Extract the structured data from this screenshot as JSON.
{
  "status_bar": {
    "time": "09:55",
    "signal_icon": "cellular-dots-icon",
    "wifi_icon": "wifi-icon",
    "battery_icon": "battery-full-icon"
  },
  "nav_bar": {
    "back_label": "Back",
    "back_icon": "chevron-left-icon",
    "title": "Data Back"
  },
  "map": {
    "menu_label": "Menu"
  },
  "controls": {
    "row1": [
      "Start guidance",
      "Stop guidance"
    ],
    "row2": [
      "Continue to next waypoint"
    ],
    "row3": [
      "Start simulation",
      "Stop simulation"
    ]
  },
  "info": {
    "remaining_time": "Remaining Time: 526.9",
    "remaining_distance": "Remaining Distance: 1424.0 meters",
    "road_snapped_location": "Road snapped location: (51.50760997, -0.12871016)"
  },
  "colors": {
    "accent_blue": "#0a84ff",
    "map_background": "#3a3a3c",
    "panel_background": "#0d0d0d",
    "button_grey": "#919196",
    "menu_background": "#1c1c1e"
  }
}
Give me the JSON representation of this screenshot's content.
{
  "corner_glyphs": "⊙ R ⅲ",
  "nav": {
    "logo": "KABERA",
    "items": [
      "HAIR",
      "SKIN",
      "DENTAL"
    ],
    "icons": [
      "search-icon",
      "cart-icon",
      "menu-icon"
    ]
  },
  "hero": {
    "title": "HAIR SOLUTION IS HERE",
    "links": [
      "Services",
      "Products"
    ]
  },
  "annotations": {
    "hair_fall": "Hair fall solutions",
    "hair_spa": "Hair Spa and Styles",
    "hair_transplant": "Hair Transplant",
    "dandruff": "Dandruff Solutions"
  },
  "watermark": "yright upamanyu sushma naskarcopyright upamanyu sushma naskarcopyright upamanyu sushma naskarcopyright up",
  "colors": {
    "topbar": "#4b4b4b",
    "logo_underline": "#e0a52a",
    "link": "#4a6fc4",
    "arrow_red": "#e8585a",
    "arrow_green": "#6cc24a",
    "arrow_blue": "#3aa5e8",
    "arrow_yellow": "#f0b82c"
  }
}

━━━━

__EXERCISE INSTRUCTIONS__
Where a line of the records above holds the word "title", copy that line.

__OUTPUT OF THE EXERCISE__
    "title": "Data Back"
    "title": "HAIR SOLUTION IS HERE",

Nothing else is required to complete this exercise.